### Your objective
Count the lines containing "found" in the entries underneath, and state that count without anything else.

### Data supplied
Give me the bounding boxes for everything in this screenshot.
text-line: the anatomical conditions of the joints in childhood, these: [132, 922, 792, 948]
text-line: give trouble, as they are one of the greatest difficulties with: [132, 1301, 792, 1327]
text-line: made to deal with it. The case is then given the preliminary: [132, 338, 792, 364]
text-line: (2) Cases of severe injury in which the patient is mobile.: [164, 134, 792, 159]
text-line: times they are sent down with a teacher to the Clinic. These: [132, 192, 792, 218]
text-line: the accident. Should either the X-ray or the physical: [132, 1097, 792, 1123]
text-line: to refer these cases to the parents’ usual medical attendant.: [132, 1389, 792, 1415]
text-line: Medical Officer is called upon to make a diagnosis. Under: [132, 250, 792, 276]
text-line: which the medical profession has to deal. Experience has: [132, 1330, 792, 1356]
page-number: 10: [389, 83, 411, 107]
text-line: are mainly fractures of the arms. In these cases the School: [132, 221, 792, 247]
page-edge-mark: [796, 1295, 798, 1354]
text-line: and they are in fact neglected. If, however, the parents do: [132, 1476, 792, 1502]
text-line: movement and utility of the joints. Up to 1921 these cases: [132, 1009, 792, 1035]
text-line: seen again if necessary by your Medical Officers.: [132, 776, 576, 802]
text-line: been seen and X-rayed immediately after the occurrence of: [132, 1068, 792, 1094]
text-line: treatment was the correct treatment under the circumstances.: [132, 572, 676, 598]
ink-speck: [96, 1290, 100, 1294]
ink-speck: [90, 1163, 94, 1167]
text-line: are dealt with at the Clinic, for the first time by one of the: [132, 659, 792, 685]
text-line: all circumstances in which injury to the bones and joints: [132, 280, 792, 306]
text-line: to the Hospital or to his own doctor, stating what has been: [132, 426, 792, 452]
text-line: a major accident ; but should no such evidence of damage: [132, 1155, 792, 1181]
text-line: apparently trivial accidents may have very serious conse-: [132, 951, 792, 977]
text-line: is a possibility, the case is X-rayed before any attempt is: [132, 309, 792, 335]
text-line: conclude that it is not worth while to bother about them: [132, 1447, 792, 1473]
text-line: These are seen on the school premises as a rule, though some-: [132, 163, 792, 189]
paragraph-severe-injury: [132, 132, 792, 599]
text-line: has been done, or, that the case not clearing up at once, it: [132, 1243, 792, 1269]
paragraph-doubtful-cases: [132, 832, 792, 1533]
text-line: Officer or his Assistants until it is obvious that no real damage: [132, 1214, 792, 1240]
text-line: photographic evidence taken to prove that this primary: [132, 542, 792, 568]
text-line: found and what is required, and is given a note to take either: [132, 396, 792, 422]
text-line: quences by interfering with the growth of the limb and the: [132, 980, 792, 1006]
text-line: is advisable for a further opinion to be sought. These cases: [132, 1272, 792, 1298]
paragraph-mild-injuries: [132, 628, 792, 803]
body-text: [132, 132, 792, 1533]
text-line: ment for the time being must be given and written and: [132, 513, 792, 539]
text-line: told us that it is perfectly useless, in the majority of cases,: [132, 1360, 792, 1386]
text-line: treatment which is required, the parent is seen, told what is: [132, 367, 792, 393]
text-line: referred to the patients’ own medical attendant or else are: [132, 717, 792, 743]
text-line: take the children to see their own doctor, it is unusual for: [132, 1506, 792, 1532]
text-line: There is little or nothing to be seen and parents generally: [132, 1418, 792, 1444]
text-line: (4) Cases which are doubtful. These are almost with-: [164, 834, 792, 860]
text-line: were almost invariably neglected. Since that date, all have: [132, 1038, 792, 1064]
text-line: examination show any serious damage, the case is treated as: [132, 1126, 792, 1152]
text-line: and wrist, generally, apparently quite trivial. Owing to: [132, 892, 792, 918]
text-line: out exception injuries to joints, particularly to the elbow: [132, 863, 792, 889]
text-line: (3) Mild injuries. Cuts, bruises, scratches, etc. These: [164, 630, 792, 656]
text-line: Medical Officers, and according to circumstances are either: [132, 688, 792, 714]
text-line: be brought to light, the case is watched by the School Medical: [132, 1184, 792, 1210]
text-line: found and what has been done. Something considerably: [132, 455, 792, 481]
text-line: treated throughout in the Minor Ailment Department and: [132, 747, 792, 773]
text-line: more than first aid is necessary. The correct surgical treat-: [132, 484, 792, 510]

### Answer section
2